> [Work to do] Reproduce the lines of the material exactly, excluding every image.

— start of Data to use —

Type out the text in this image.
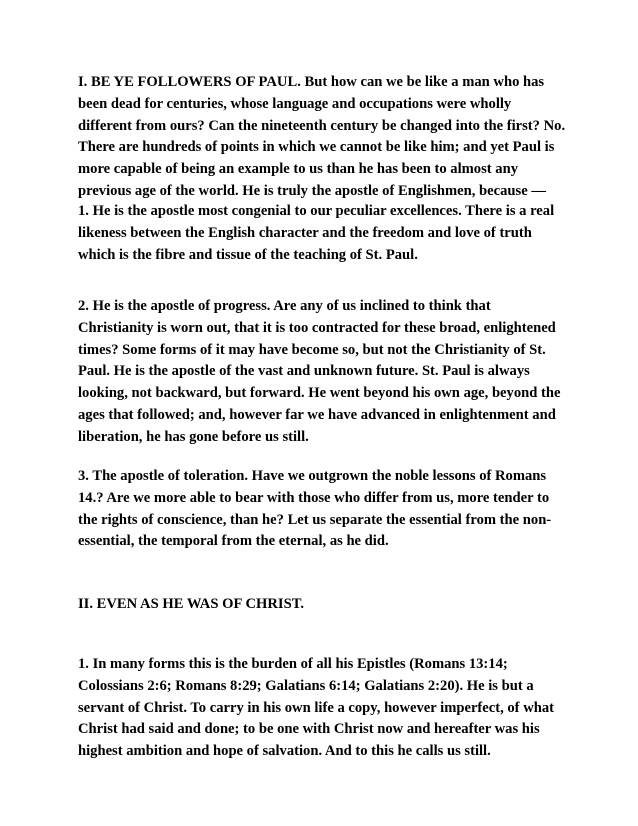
I. BE YE FOLLOWERS OF PAUL. But how can we be like a man who has
been dead for centuries, whose language and occupations were wholly
different from ours? Can the nineteenth century be changed into the first? No.
There are hundreds of points in which we cannot be like him; and yet Paul is
more capable of being an example to us than he has been to almost any
previous age of the world. He is truly the apostle of Englishmen, because —

1. He is the apostle most congenial to our peculiar excellences. There is a real
likeness between the English character and the freedom and love of truth
which is the fibre and tissue of the teaching of St. Paul.

2. He is the apostle of progress. Are any of us inclined to think that
Christianity is worn out, that it is too contracted for these broad, enlightened
times? Some forms of it may have become so, but not the Christianity of St.
Paul. He is the apostle of the vast and unknown future. St. Paul is always
looking, not backward, but forward. He went beyond his own age, beyond the
ages that followed; and, however far we have advanced in enlightenment and
liberation, he has gone before us still.

3. The apostle of toleration. Have we outgrown the noble lessons of Romans
14.? Are we more able to bear with those who differ from us, more tender to
the rights of conscience, than he? Let us separate the essential from the non-
essential, the temporal from the eternal, as he did.

II. EVEN AS HE WAS OF CHRIST.

1. In many forms this is the burden of all his Epistles (Romans 13:14;
Colossians 2:6; Romans 8:29; Galatians 6:14; Galatians 2:20). He is but a
servant of Christ. To carry in his own life a copy, however imperfect, of what
Christ had said and done; to be one with Christ now and hereafter was his
highest ambition and hope of salvation. And to this he calls us still.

— end of Data to use —

> [Exercise output]
Type out the text in this image.
I. BE YE FOLLOWERS OF PAUL. But how can we be like a man who has
been dead for centuries, whose language and occupations were wholly
different from ours? Can the nineteenth century be changed into the first? No.
There are hundreds of points in which we cannot be like him; and yet Paul is
more capable of being an example to us than he has been to almost any
previous age of the world. He is truly the apostle of Englishmen, because —

1. He is the apostle most congenial to our peculiar excellences. There is a real
likeness between the English character and the freedom and love of truth
which is the fibre and tissue of the teaching of St. Paul.

2. He is the apostle of progress. Are any of us inclined to think that
Christianity is worn out, that it is too contracted for these broad, enlightened
times? Some forms of it may have become so, but not the Christianity of St.
Paul. He is the apostle of the vast and unknown future. St. Paul is always
looking, not backward, but forward. He went beyond his own age, beyond the
ages that followed; and, however far we have advanced in enlightenment and
liberation, he has gone before us still.

3. The apostle of toleration. Have we outgrown the noble lessons of Romans
14.? Are we more able to bear with those who differ from us, more tender to
the rights of conscience, than he? Let us separate the essential from the non-
essential, the temporal from the eternal, as he did.

II. EVEN AS HE WAS OF CHRIST.

1. In many forms this is the burden of all his Epistles (Romans 13:14;
Colossians 2:6; Romans 8:29; Galatians 6:14; Galatians 2:20). He is but a
servant of Christ. To carry in his own life a copy, however imperfect, of what
Christ had said and done; to be one with Christ now and hereafter was his
highest ambition and hope of salvation. And to this he calls us still.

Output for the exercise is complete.